» **Given information**
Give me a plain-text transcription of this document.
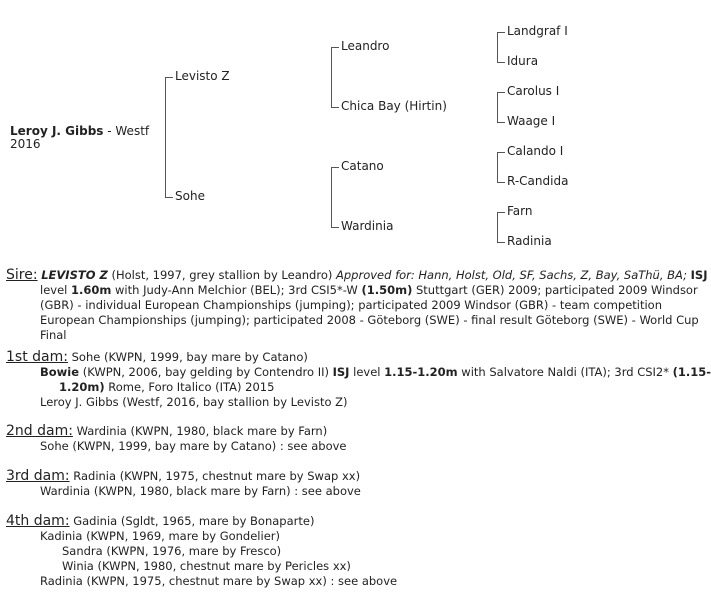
Leroy J. Gibbs - Westf
2016
Levisto Z
Sohe
Leandro
Chica Bay (Hirtin)
Catano
Wardinia
Landgraf I
Idura
Carolus I
Waage I
Calando I
R-Candida
Farn
Radinia
Sire: LEVISTO Z (Holst, 1997, grey stallion by Leandro) Approved for: Hann, Holst, Old, SF, Sachs, Z, Bay, SaThü, BA; ISJ
level 1.60m with Judy-Ann Melchior (BEL); 3rd CSI5*-W (1.50m) Stuttgart (GER) 2009; participated 2009 Windsor
(GBR) - individual European Championships (jumping); participated 2009 Windsor (GBR) - team competition
European Championships (jumping); participated 2008 - Göteborg (SWE) - final result Göteborg (SWE) - World Cup
Final
1st dam: Sohe (KWPN, 1999, bay mare by Catano)
Bowie (KWPN, 2006, bay gelding by Contendro II) ISJ level 1.15-1.20m with Salvatore Naldi (ITA); 3rd CSI2* (1.15-
1.20m) Rome, Foro Italico (ITA) 2015
Leroy J. Gibbs (Westf, 2016, bay stallion by Levisto Z)
2nd dam: Wardinia (KWPN, 1980, black mare by Farn)
Sohe (KWPN, 1999, bay mare by Catano) : see above
3rd dam: Radinia (KWPN, 1975, chestnut mare by Swap xx)
Wardinia (KWPN, 1980, black mare by Farn) : see above
4th dam: Gadinia (Sgldt, 1965, mare by Bonaparte)
Kadinia (KWPN, 1969, mare by Gondelier)
Sandra (KWPN, 1976, mare by Fresco)
Winia (KWPN, 1980, chestnut mare by Pericles xx)
Radinia (KWPN, 1975, chestnut mare by Swap xx) : see above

» **Given instruction**
The entries above should be reproduced exactly, without their pictures.

» **Response to this exercise**
Give me a plain-text transcription of this document.
Leroy J. Gibbs - Westf
2016
Levisto Z
Sohe
Leandro
Chica Bay (Hirtin)
Catano
Wardinia
Landgraf I
Idura
Carolus I
Waage I
Calando I
R-Candida
Farn
Radinia
Sire: LEVISTO Z (Holst, 1997, grey stallion by Leandro) Approved for: Hann, Holst, Old, SF, Sachs, Z, Bay, SaThü, BA; ISJ
level 1.60m with Judy-Ann Melchior (BEL); 3rd CSI5*-W (1.50m) Stuttgart (GER) 2009; participated 2009 Windsor
(GBR) - individual European Championships (jumping); participated 2009 Windsor (GBR) - team competition
European Championships (jumping); participated 2008 - Göteborg (SWE) - final result Göteborg (SWE) - World Cup
Final
1st dam: Sohe (KWPN, 1999, bay mare by Catano)
Bowie (KWPN, 2006, bay gelding by Contendro II) ISJ level 1.15-1.20m with Salvatore Naldi (ITA); 3rd CSI2* (1.15-
1.20m) Rome, Foro Italico (ITA) 2015
Leroy J. Gibbs (Westf, 2016, bay stallion by Levisto Z)
2nd dam: Wardinia (KWPN, 1980, black mare by Farn)
Sohe (KWPN, 1999, bay mare by Catano) : see above
3rd dam: Radinia (KWPN, 1975, chestnut mare by Swap xx)
Wardinia (KWPN, 1980, black mare by Farn) : see above
4th dam: Gadinia (Sgldt, 1965, mare by Bonaparte)
Kadinia (KWPN, 1969, mare by Gondelier)
Sandra (KWPN, 1976, mare by Fresco)
Winia (KWPN, 1980, chestnut mare by Pericles xx)
Radinia (KWPN, 1975, chestnut mare by Swap xx) : see above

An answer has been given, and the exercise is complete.